• Direction: Scan the lines below for the word "element". Copy each line you find it in.

====

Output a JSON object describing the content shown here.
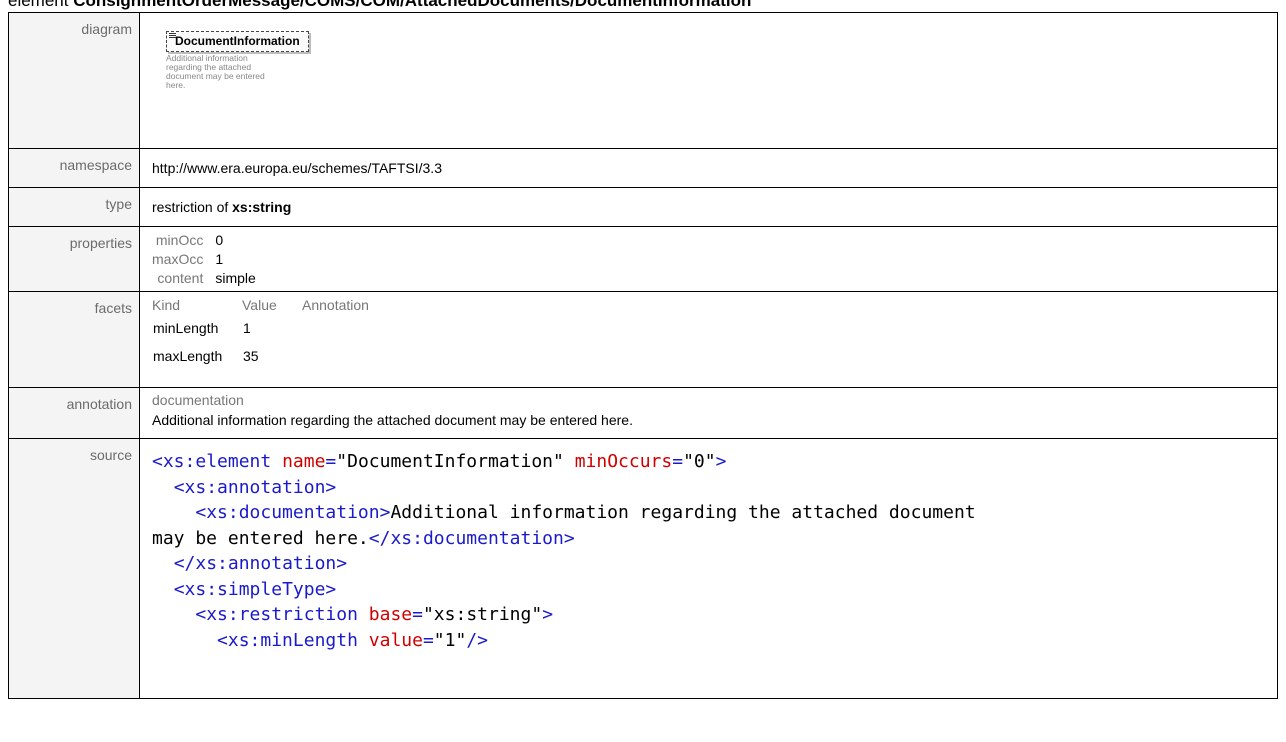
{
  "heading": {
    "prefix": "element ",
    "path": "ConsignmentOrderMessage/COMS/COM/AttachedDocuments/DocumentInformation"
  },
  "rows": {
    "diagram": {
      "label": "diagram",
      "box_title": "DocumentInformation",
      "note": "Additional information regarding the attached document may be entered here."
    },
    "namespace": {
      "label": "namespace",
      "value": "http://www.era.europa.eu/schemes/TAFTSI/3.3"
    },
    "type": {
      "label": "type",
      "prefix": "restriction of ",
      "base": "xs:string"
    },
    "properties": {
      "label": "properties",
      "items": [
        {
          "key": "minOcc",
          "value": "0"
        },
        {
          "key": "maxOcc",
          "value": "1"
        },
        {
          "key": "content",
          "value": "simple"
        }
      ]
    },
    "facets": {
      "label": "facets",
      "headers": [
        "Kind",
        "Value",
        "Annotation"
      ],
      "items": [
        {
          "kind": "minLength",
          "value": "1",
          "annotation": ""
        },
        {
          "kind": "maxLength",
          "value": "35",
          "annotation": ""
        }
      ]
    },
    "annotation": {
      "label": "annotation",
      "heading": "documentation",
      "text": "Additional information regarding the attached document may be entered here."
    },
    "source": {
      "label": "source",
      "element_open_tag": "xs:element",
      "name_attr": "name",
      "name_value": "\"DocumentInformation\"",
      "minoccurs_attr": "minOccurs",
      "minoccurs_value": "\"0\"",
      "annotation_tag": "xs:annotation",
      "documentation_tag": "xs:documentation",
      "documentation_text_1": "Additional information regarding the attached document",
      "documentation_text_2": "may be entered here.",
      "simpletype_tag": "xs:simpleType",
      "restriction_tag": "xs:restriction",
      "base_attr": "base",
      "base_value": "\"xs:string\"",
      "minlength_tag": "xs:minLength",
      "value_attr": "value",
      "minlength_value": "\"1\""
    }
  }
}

====

• Solution to the exercise:
    "prefix": "element ",
      "element_open_tag": "xs:element",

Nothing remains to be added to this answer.